## Aim of the task
Below are records. Copy every line with "Difference" in it.

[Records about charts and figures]

────

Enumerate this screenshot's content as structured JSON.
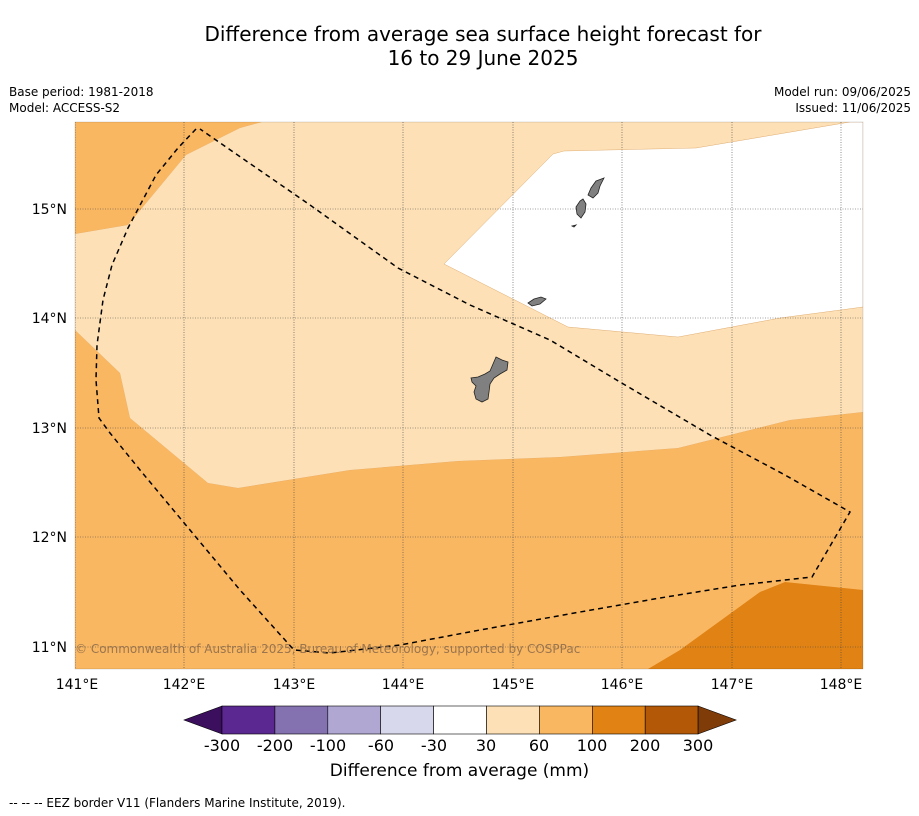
{
  "title_line1": "Difference from average sea surface height forecast for",
  "title_line2": "16 to 29 June 2025",
  "meta_left": [
    "Base period: 1981-2018",
    "Model: ACCESS-S2"
  ],
  "meta_right": [
    "Model run: 09/06/2025",
    "Issued: 11/06/2025"
  ],
  "copyright": "© Commonwealth of Australia 2025, Bureau of Meteorology, supported by COSPPac",
  "lat_labels": [
    "15°N",
    "14°N",
    "13°N",
    "12°N",
    "11°N"
  ],
  "lon_labels": [
    "141°E",
    "142°E",
    "143°E",
    "144°E",
    "145°E",
    "146°E",
    "147°E",
    "148°E"
  ],
  "colorbar": {
    "title": "Difference from average (mm)",
    "ticks": [
      "-300",
      "-200",
      "-100",
      "-60",
      "-30",
      "30",
      "60",
      "100",
      "200",
      "300"
    ],
    "colors": [
      "#3b0f5e",
      "#5a2890",
      "#8472b0",
      "#b0a8d2",
      "#d8d8ec",
      "#ffffff",
      "#fde0b5",
      "#fab762",
      "#e08214",
      "#b35806",
      "#7f3b08"
    ]
  },
  "colors": {
    "level_30_60": "#fde0b5",
    "level_60_100": "#fab762",
    "level_100_200": "#e08214",
    "land": "#808080"
  },
  "footnote": "--  --  -- EEZ border V11 (Flanders Marine Institute, 2019)."
}
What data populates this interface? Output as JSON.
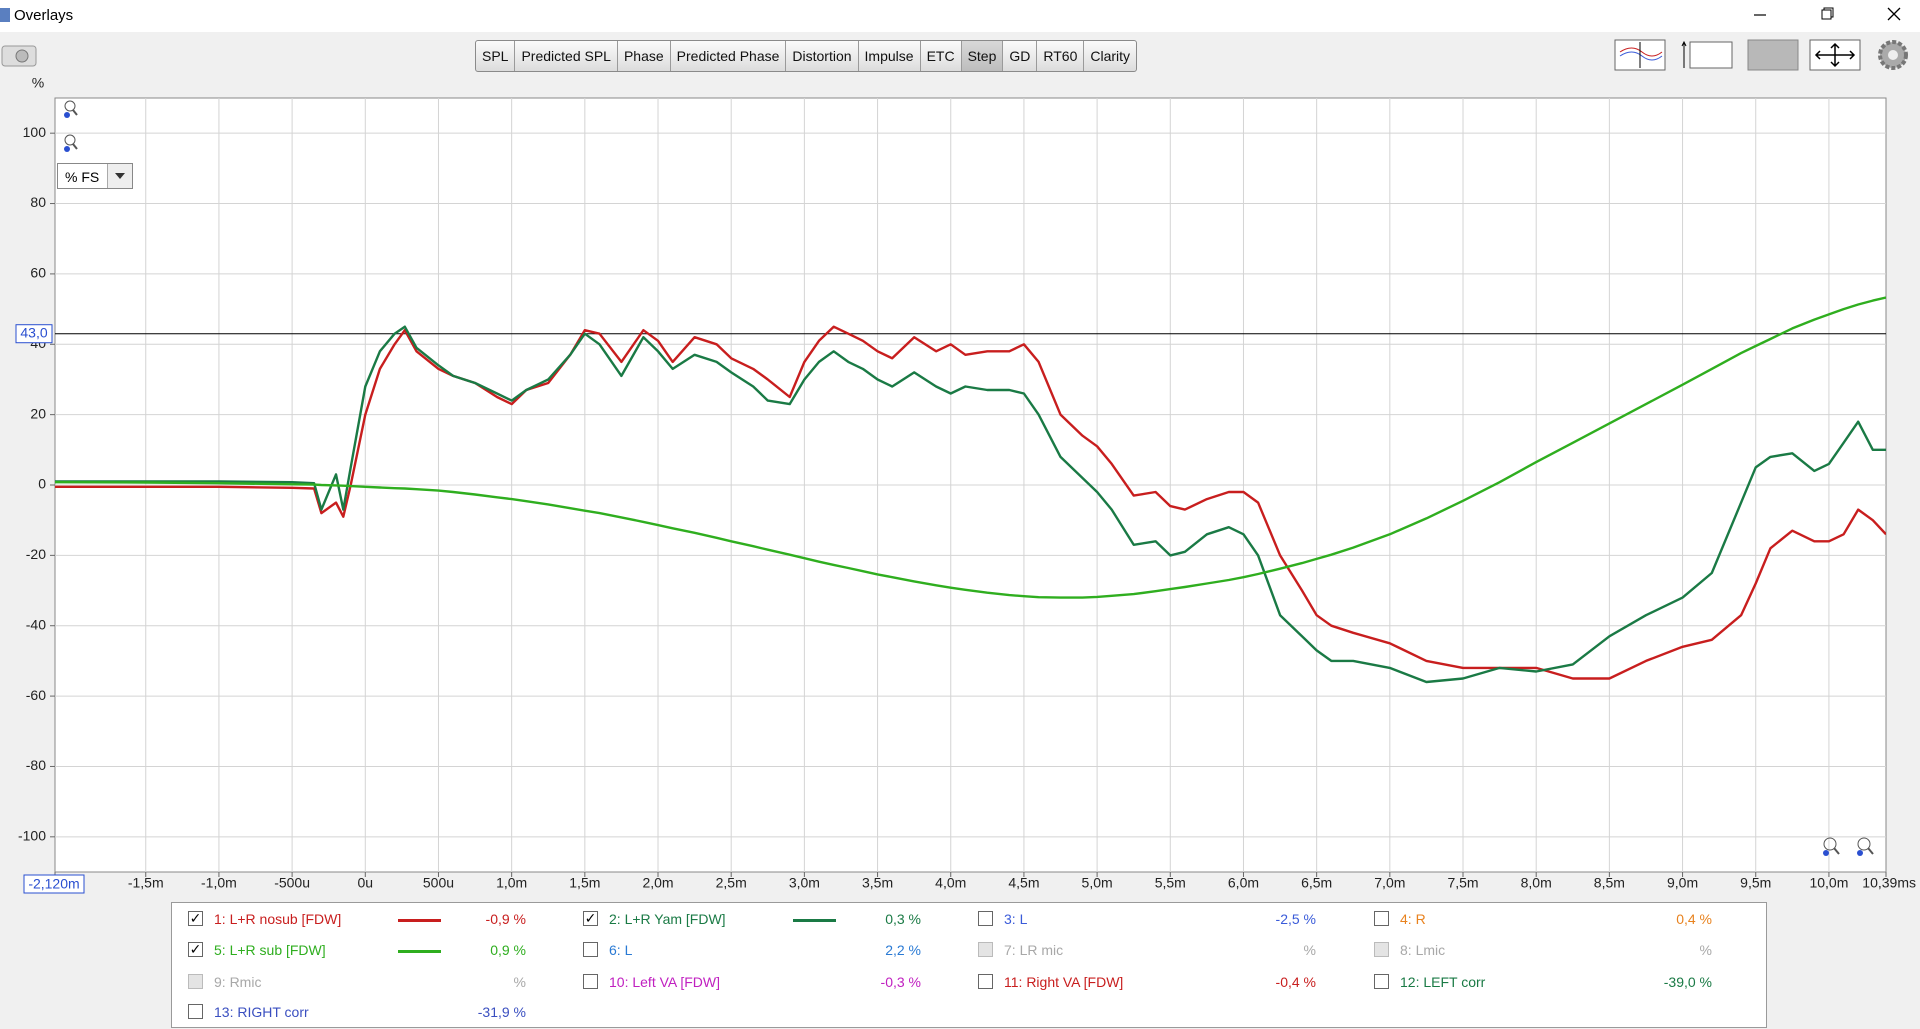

────

## Written reply
  "title_line1": "Difference from average sea surface height forecast for",
    "title": "Difference from average (mm)",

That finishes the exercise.